[Part of a data file]
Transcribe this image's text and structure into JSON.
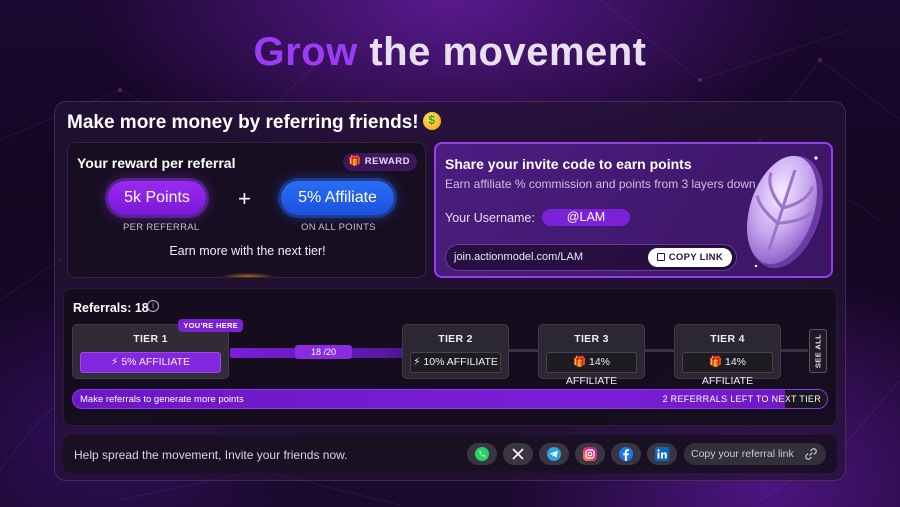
{
  "headline": {
    "accent": "Grow",
    "rest": " the movement"
  },
  "main": {
    "title": "Make more money by referring friends!"
  },
  "reward": {
    "title": "Your reward per referral",
    "badge": "REWARD",
    "points": "5k Points",
    "points_label": "PER REFERRAL",
    "plus": "+",
    "affiliate": "5% Affiliate",
    "affiliate_label": "ON ALL POINTS",
    "earn_more": "Earn more with the next tier!"
  },
  "share": {
    "title": "Share your invite code to earn points",
    "subtitle": "Earn affiliate % commission and points from 3 layers down",
    "username_label": "Your Username:",
    "username": "@LAM",
    "link": "join.actionmodel.com/LAM",
    "copy_label": "COPY LINK"
  },
  "referrals": {
    "title": "Referrals: 18",
    "progress": "18 /20",
    "progress_value": 18,
    "progress_max": 20,
    "here_badge": "YOU'RE HERE",
    "tiers": [
      {
        "name": "TIER 1",
        "reward": "5% AFFILIATE",
        "icon": "bolt-icon"
      },
      {
        "name": "TIER 2",
        "reward": "10% AFFILIATE",
        "icon": "bolt-icon"
      },
      {
        "name": "TIER 3",
        "reward": "14% AFFILIATE",
        "icon": "gift-icon"
      },
      {
        "name": "TIER 4",
        "reward": "14% AFFILIATE",
        "icon": "gift-icon"
      }
    ],
    "see_all": "SEE ALL",
    "bar_left": "Make referrals to generate more points",
    "bar_right": "2  REFERRALS LEFT TO NEXT TIER"
  },
  "footer": {
    "text": "Help spread the movement, Invite your friends now.",
    "socials": [
      "whatsapp-icon",
      "x-icon",
      "telegram-icon",
      "instagram-icon",
      "facebook-icon",
      "linkedin-icon"
    ],
    "copy_ref": "Copy your referral link"
  },
  "colors": {
    "accent": "#9b3cf5",
    "blue": "#2a6ef5",
    "bg": "#1b0830"
  }
}
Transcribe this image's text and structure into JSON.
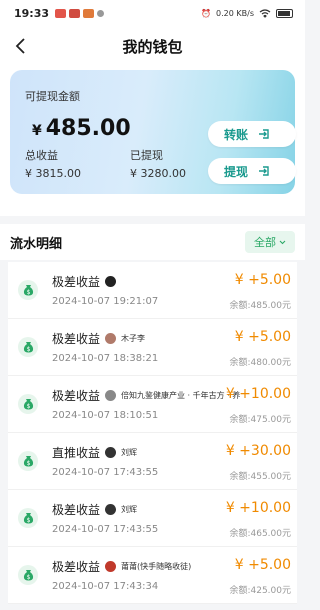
{
  "status_bar": {
    "time": "19:33",
    "network": "0.20 KB/s"
  },
  "header": {
    "title": "我的钱包"
  },
  "card": {
    "label": "可提现金额",
    "currency": "¥",
    "amount": "485.00",
    "total_label": "总收益",
    "total_value": "¥ 3815.00",
    "withdrawn_label": "已提现",
    "withdrawn_value": "¥ 3280.00",
    "transfer_label": "转账",
    "withdraw_label": "提现"
  },
  "section": {
    "title": "流水明细",
    "filter": "全部"
  },
  "transactions": [
    {
      "title": "极差收益",
      "from": "",
      "time": "2024-10-07 19:21:07",
      "amount": "¥ +5.00",
      "balance": "余额:485.00元",
      "avatar_color": "#222222"
    },
    {
      "title": "极差收益",
      "from": "木子李",
      "time": "2024-10-07 18:38:21",
      "amount": "¥ +5.00",
      "balance": "余额:480.00元",
      "avatar_color": "#b07a6a"
    },
    {
      "title": "极差收益",
      "from": "倍知九鉴健康产业 · 千年古方 · 养",
      "time": "2024-10-07 18:10:51",
      "amount": "¥ +10.00",
      "balance": "余额:475.00元",
      "avatar_color": "#888888"
    },
    {
      "title": "直推收益",
      "from": "刘辉",
      "time": "2024-10-07 17:43:55",
      "amount": "¥ +30.00",
      "balance": "余额:455.00元",
      "avatar_color": "#333333"
    },
    {
      "title": "极差收益",
      "from": "刘辉",
      "time": "2024-10-07 17:43:55",
      "amount": "¥ +10.00",
      "balance": "余额:465.00元",
      "avatar_color": "#333333"
    },
    {
      "title": "极差收益",
      "from": "莆莆(快手随略收徒)",
      "time": "2024-10-07 17:43:34",
      "amount": "¥ +5.00",
      "balance": "余额:425.00元",
      "avatar_color": "#c0392b"
    }
  ],
  "colors": {
    "accent": "#1a9a8e",
    "amount": "#f08a00",
    "filter": "#2aa866"
  }
}
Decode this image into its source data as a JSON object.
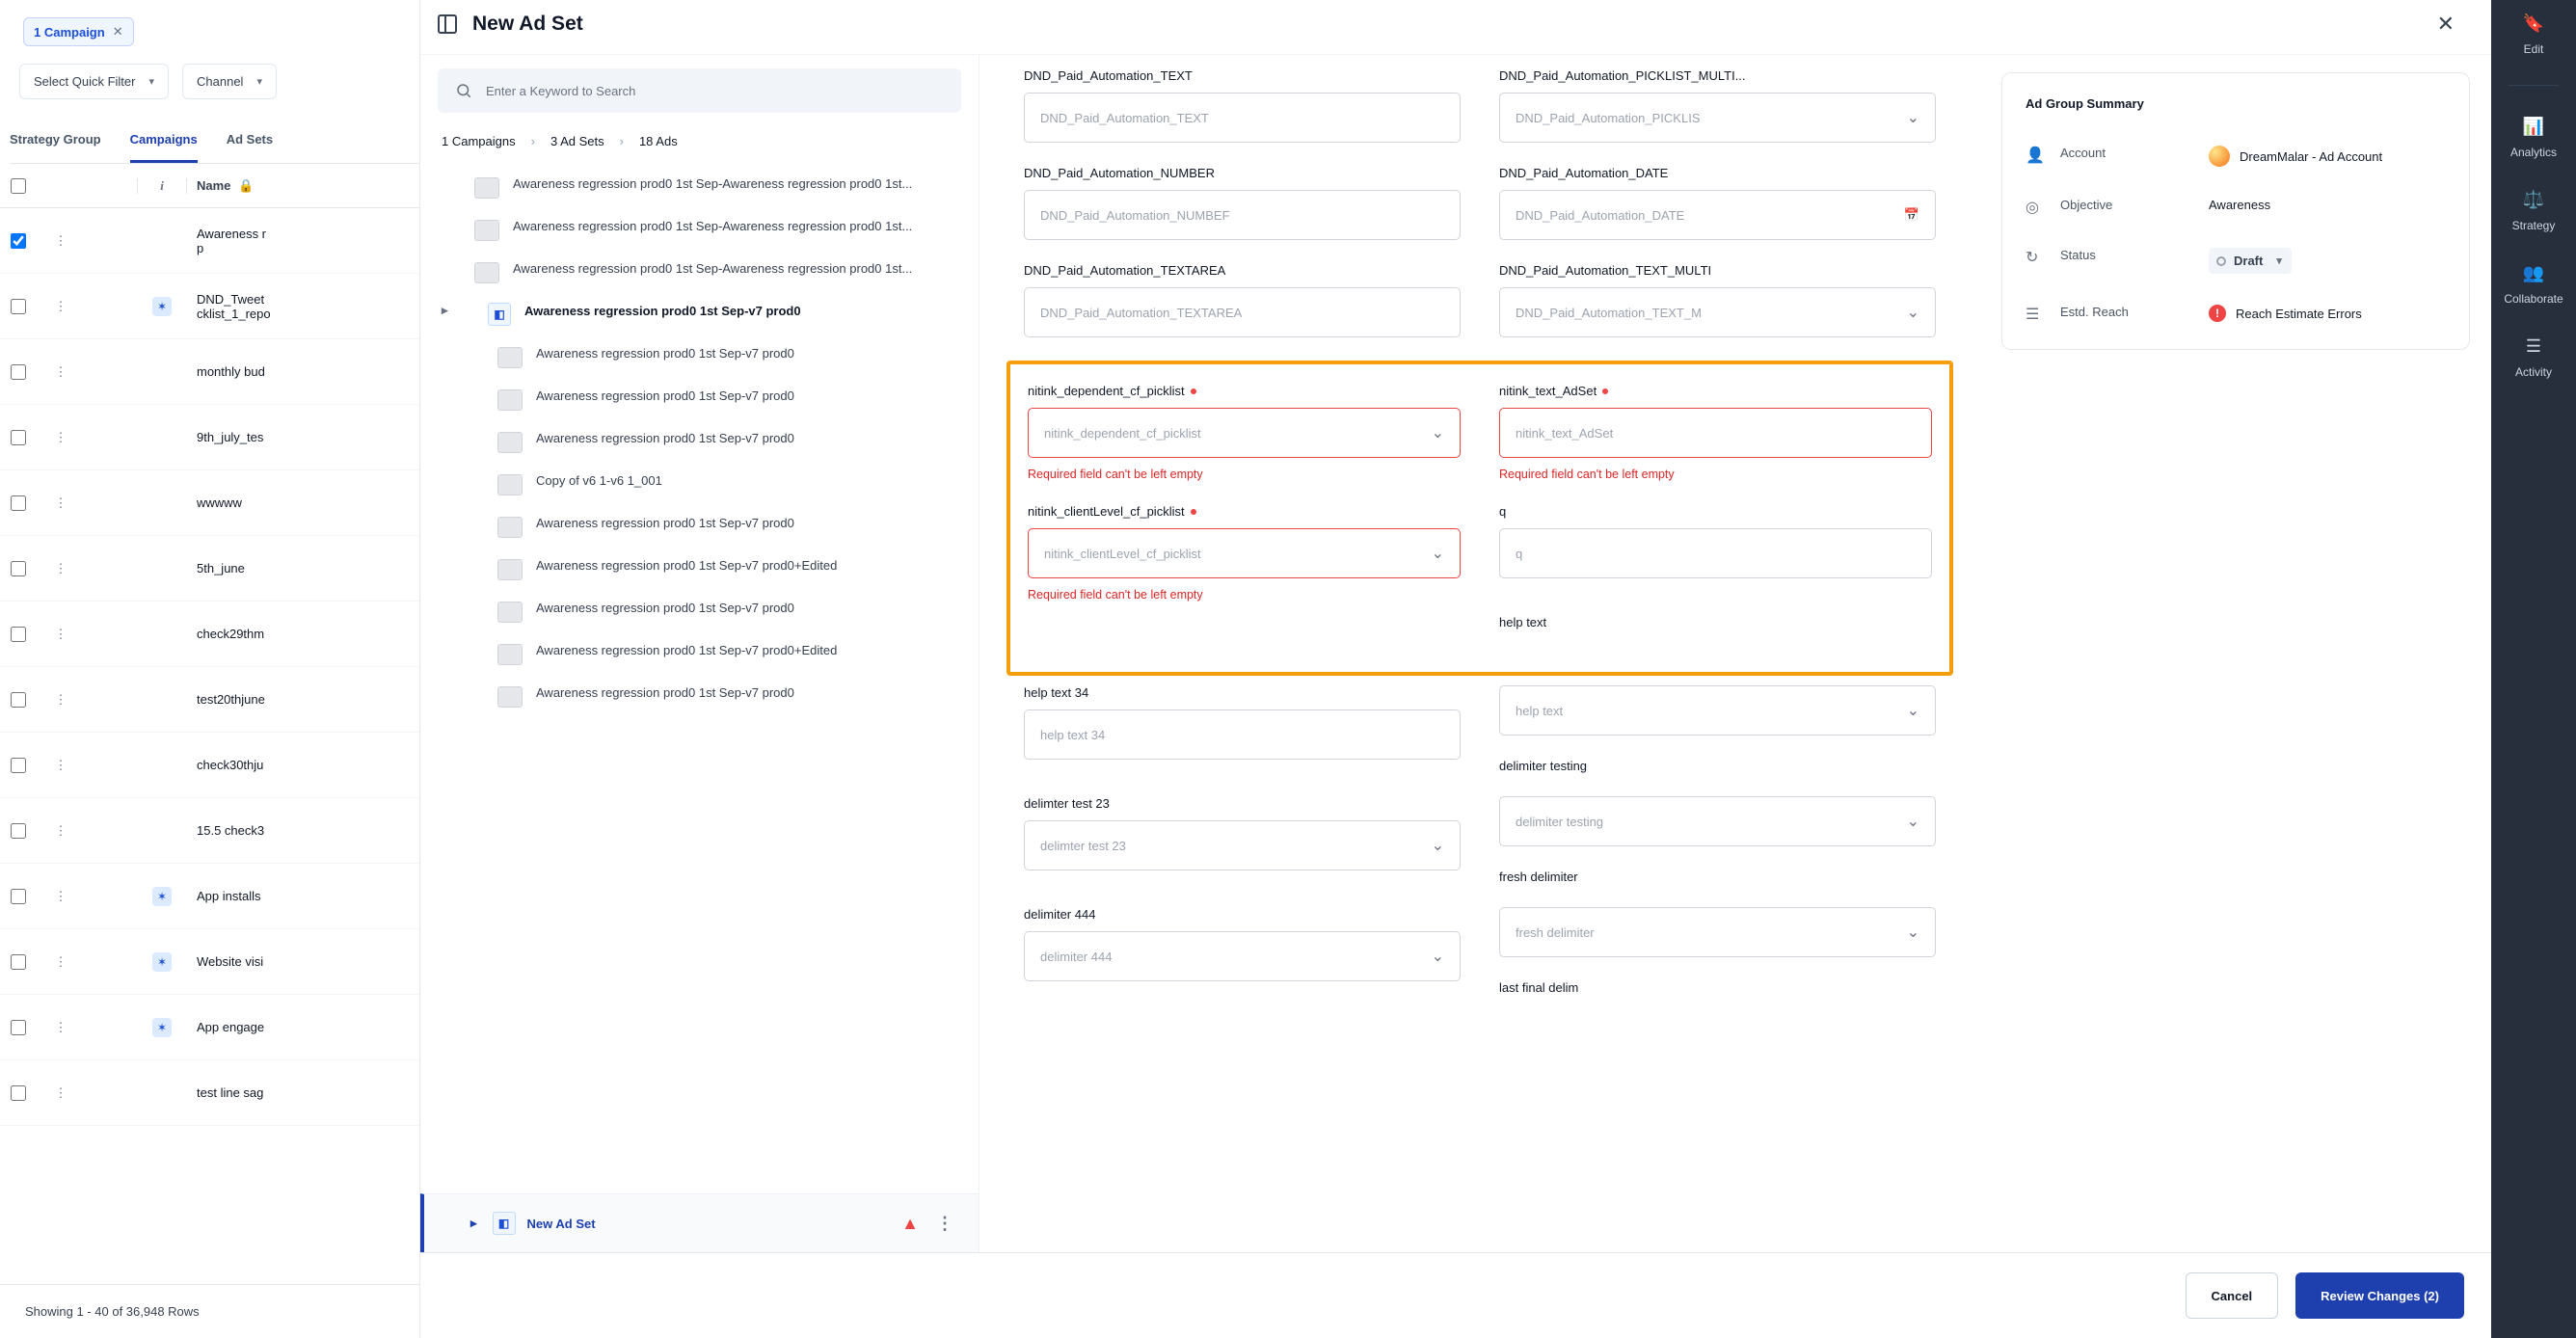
{
  "chip": {
    "label": "1 Campaign",
    "close": "✕"
  },
  "filters": {
    "quick": "Select Quick Filter",
    "channel": "Channel"
  },
  "tabs": {
    "strategy": "Strategy Group",
    "campaigns": "Campaigns",
    "adsets": "Ad Sets"
  },
  "table": {
    "headers": {
      "info": "i",
      "name": "Name",
      "lock": "🔒"
    },
    "rows": [
      {
        "name": "Awareness r\np",
        "checked": true
      },
      {
        "name": "DND_Tweet\ncklist_1_repo",
        "target": true
      },
      {
        "name": "monthly bud"
      },
      {
        "name": "9th_july_tes"
      },
      {
        "name": "wwwww"
      },
      {
        "name": "5th_june"
      },
      {
        "name": "check29thm"
      },
      {
        "name": "test20thjune"
      },
      {
        "name": "check30thju"
      },
      {
        "name": "15.5 check3"
      },
      {
        "name": "App installs",
        "target": true
      },
      {
        "name": "Website visi",
        "target": true
      },
      {
        "name": "App engage",
        "target": true
      },
      {
        "name": "test line sag"
      }
    ],
    "footer": "Showing 1 - 40 of 36,948 Rows"
  },
  "rail": {
    "edit": "Edit",
    "analytics": "Analytics",
    "strategy": "Strategy",
    "collaborate": "Collaborate",
    "activity": "Activity"
  },
  "modal": {
    "title": "New Ad Set",
    "search_ph": "Enter a Keyword to Search",
    "crumbs": {
      "a": "1 Campaigns",
      "b": "3 Ad Sets",
      "c": "18 Ads"
    },
    "left_items": [
      "Awareness regression prod0 1st Sep-Awareness regression prod0 1st...",
      "Awareness regression prod0 1st Sep-Awareness regression prod0 1st...",
      "Awareness regression prod0 1st Sep-Awareness regression prod0 1st..."
    ],
    "left_selected": "Awareness regression prod0 1st Sep-v7 prod0",
    "left_children": [
      "Awareness regression prod0 1st Sep-v7 prod0",
      "Awareness regression prod0 1st Sep-v7 prod0",
      "Awareness regression prod0 1st Sep-v7 prod0",
      "Copy of v6 1-v6 1_001",
      "Awareness regression prod0 1st Sep-v7 prod0",
      "Awareness regression prod0 1st Sep-v7 prod0+Edited",
      "Awareness regression prod0 1st Sep-v7 prod0",
      "Awareness regression prod0 1st Sep-v7 prod0+Edited",
      "Awareness regression prod0 1st Sep-v7 prod0"
    ],
    "new_adset": "New Ad Set",
    "fields": {
      "text_l": "DND_Paid_Automation_TEXT",
      "text_ph": "DND_Paid_Automation_TEXT",
      "pick_l": "DND_Paid_Automation_PICKLIST_MULTI...",
      "pick_ph": "DND_Paid_Automation_PICKLIS",
      "num_l": "DND_Paid_Automation_NUMBER",
      "num_ph": "DND_Paid_Automation_NUMBEF",
      "date_l": "DND_Paid_Automation_DATE",
      "date_ph": "DND_Paid_Automation_DATE",
      "ta_l": "DND_Paid_Automation_TEXTAREA",
      "ta_ph": "DND_Paid_Automation_TEXTAREA",
      "tm_l": "DND_Paid_Automation_TEXT_MULTI",
      "tm_ph": "DND_Paid_Automation_TEXT_M",
      "dep_pick_l": "nitink_dependent_cf_picklist",
      "dep_pick_ph": "nitink_dependent_cf_picklist",
      "txt_adset_l": "nitink_text_AdSet",
      "txt_adset_ph": "nitink_text_AdSet",
      "client_pick_l": "nitink_clientLevel_cf_picklist",
      "client_pick_ph": "nitink_clientLevel_cf_picklist",
      "q_l": "q",
      "q_ph": "q",
      "err": "Required field can't be left empty",
      "help_l": "help text",
      "help_ph": "help text",
      "help34_l": "help text 34",
      "help34_ph": "help text 34",
      "delimt_l": "delimiter testing",
      "delimt_ph": "delimiter testing",
      "delim23_l": "delimter test 23",
      "delim23_ph": "delimter test 23",
      "fresh_l": "fresh delimiter",
      "fresh_ph": "fresh delimiter",
      "delim444_l": "delimiter 444",
      "delim444_ph": "delimiter 444",
      "lastfinal_l": "last final delim"
    },
    "summary": {
      "title": "Ad Group Summary",
      "account_l": "Account",
      "account_v": "DreamMalar - Ad Account",
      "objective_l": "Objective",
      "objective_v": "Awareness",
      "status_l": "Status",
      "status_v": "Draft",
      "reach_l": "Estd. Reach",
      "reach_v": "Reach Estimate Errors"
    },
    "footer": {
      "cancel": "Cancel",
      "review": "Review Changes (2)"
    }
  }
}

EXERCISE INSTRUCTIONS »
Identify and copy lines that hold the string "Group".

SOLVED PROBLEM »
    "strategy": "Strategy Group",
      "title": "Ad Group Summary",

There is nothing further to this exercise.